- _Task to complete_
Write out all of the entries exactly as given.
++++ Provided records
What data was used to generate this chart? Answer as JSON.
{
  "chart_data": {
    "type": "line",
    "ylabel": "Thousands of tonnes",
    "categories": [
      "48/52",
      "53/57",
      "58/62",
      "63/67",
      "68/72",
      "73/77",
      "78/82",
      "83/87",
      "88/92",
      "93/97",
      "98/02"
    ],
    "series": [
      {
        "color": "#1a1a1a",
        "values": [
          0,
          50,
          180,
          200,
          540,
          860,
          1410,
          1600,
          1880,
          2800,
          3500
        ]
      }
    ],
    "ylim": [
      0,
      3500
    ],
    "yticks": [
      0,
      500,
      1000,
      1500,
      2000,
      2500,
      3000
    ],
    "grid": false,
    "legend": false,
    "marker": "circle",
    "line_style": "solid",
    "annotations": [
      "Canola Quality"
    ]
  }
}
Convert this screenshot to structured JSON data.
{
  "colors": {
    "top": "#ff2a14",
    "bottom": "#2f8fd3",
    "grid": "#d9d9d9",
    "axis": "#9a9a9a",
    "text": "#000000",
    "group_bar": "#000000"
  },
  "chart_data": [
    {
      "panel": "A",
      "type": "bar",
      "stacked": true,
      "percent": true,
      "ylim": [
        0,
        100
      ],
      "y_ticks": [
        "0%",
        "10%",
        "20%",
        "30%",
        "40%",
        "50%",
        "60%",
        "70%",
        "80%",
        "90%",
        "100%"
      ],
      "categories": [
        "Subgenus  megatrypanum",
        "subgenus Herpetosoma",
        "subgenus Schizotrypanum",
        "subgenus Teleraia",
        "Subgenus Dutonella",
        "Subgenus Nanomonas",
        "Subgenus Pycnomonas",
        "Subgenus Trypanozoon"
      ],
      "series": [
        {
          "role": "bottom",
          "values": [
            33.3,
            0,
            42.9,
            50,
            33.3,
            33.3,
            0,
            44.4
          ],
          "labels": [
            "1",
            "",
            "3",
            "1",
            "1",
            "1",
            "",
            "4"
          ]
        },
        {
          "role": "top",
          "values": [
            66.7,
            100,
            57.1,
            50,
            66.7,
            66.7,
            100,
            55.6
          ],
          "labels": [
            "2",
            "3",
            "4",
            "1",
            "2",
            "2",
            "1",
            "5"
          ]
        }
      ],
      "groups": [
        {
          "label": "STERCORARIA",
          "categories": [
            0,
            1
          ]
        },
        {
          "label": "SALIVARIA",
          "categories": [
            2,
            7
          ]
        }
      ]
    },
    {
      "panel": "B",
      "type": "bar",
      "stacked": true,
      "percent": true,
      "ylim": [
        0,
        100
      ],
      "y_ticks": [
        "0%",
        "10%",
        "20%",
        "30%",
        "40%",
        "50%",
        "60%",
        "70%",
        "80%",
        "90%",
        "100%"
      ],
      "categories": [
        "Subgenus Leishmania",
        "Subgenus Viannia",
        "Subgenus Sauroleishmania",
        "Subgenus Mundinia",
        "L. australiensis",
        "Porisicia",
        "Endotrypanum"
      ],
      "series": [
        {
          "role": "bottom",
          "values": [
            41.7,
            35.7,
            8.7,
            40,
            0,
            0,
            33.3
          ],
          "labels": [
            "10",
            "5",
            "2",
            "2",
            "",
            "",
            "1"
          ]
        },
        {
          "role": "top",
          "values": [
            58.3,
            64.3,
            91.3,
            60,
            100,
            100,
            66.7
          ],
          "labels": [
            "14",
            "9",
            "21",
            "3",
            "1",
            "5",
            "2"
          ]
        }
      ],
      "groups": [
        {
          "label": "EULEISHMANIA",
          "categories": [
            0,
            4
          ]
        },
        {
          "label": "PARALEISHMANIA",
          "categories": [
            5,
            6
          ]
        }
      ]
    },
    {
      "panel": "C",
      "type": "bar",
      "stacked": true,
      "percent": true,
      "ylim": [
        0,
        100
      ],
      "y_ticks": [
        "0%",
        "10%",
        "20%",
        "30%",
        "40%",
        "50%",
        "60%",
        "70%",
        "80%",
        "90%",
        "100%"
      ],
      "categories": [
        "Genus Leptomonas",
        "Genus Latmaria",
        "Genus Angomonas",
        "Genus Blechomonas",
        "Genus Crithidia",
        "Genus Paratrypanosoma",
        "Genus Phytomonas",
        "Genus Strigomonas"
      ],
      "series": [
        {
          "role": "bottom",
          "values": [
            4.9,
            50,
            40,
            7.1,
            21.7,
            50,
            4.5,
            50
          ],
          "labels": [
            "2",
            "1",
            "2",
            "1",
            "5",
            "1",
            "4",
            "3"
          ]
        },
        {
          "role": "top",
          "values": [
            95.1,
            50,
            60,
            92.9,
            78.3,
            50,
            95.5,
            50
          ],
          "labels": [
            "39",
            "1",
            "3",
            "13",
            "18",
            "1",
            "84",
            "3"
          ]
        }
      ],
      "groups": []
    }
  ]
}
++++++++
- _Answer_
What data was used to generate this chart? Answer as JSON.
{
  "chart_data": {
    "type": "line",
    "ylabel": "Thousands of tonnes",
    "categories": [
      "48/52",
      "53/57",
      "58/62",
      "63/67",
      "68/72",
      "73/77",
      "78/82",
      "83/87",
      "88/92",
      "93/97",
      "98/02"
    ],
    "series": [
      {
        "color": "#1a1a1a",
        "values": [
          0,
          50,
          180,
          200,
          540,
          860,
          1410,
          1600,
          1880,
          2800,
          3500
        ]
      }
    ],
    "ylim": [
      0,
      3500
    ],
    "yticks": [
      0,
      500,
      1000,
      1500,
      2000,
      2500,
      3000
    ],
    "grid": false,
    "legend": false,
    "marker": "circle",
    "line_style": "solid",
    "annotations": [
      "Canola Quality"
    ]
  }
}
Convert this screenshot to structured JSON data.
{
  "colors": {
    "top": "#ff2a14",
    "bottom": "#2f8fd3",
    "grid": "#d9d9d9",
    "axis": "#9a9a9a",
    "text": "#000000",
    "group_bar": "#000000"
  },
  "chart_data": [
    {
      "panel": "A",
      "type": "bar",
      "stacked": true,
      "percent": true,
      "ylim": [
        0,
        100
      ],
      "y_ticks": [
        "0%",
        "10%",
        "20%",
        "30%",
        "40%",
        "50%",
        "60%",
        "70%",
        "80%",
        "90%",
        "100%"
      ],
      "categories": [
        "Subgenus  megatrypanum",
        "subgenus Herpetosoma",
        "subgenus Schizotrypanum",
        "subgenus Teleraia",
        "Subgenus Dutonella",
        "Subgenus Nanomonas",
        "Subgenus Pycnomonas",
        "Subgenus Trypanozoon"
      ],
      "series": [
        {
          "role": "bottom",
          "values": [
            33.3,
            0,
            42.9,
            50,
            33.3,
            33.3,
            0,
            44.4
          ],
          "labels": [
            "1",
            "",
            "3",
            "1",
            "1",
            "1",
            "",
            "4"
          ]
        },
        {
          "role": "top",
          "values": [
            66.7,
            100,
            57.1,
            50,
            66.7,
            66.7,
            100,
            55.6
          ],
          "labels": [
            "2",
            "3",
            "4",
            "1",
            "2",
            "2",
            "1",
            "5"
          ]
        }
      ],
      "groups": [
        {
          "label": "STERCORARIA",
          "categories": [
            0,
            1
          ]
        },
        {
          "label": "SALIVARIA",
          "categories": [
            2,
            7
          ]
        }
      ]
    },
    {
      "panel": "B",
      "type": "bar",
      "stacked": true,
      "percent": true,
      "ylim": [
        0,
        100
      ],
      "y_ticks": [
        "0%",
        "10%",
        "20%",
        "30%",
        "40%",
        "50%",
        "60%",
        "70%",
        "80%",
        "90%",
        "100%"
      ],
      "categories": [
        "Subgenus Leishmania",
        "Subgenus Viannia",
        "Subgenus Sauroleishmania",
        "Subgenus Mundinia",
        "L. australiensis",
        "Porisicia",
        "Endotrypanum"
      ],
      "series": [
        {
          "role": "bottom",
          "values": [
            41.7,
            35.7,
            8.7,
            40,
            0,
            0,
            33.3
          ],
          "labels": [
            "10",
            "5",
            "2",
            "2",
            "",
            "",
            "1"
          ]
        },
        {
          "role": "top",
          "values": [
            58.3,
            64.3,
            91.3,
            60,
            100,
            100,
            66.7
          ],
          "labels": [
            "14",
            "9",
            "21",
            "3",
            "1",
            "5",
            "2"
          ]
        }
      ],
      "groups": [
        {
          "label": "EULEISHMANIA",
          "categories": [
            0,
            4
          ]
        },
        {
          "label": "PARALEISHMANIA",
          "categories": [
            5,
            6
          ]
        }
      ]
    },
    {
      "panel": "C",
      "type": "bar",
      "stacked": true,
      "percent": true,
      "ylim": [
        0,
        100
      ],
      "y_ticks": [
        "0%",
        "10%",
        "20%",
        "30%",
        "40%",
        "50%",
        "60%",
        "70%",
        "80%",
        "90%",
        "100%"
      ],
      "categories": [
        "Genus Leptomonas",
        "Genus Latmaria",
        "Genus Angomonas",
        "Genus Blechomonas",
        "Genus Crithidia",
        "Genus Paratrypanosoma",
        "Genus Phytomonas",
        "Genus Strigomonas"
      ],
      "series": [
        {
          "role": "bottom",
          "values": [
            4.9,
            50,
            40,
            7.1,
            21.7,
            50,
            4.5,
            50
          ],
          "labels": [
            "2",
            "1",
            "2",
            "1",
            "5",
            "1",
            "4",
            "3"
          ]
        },
        {
          "role": "top",
          "values": [
            95.1,
            50,
            60,
            92.9,
            78.3,
            50,
            95.5,
            50
          ],
          "labels": [
            "39",
            "1",
            "3",
            "13",
            "18",
            "1",
            "84",
            "3"
          ]
        }
      ],
      "groups": []
    }
  ]
}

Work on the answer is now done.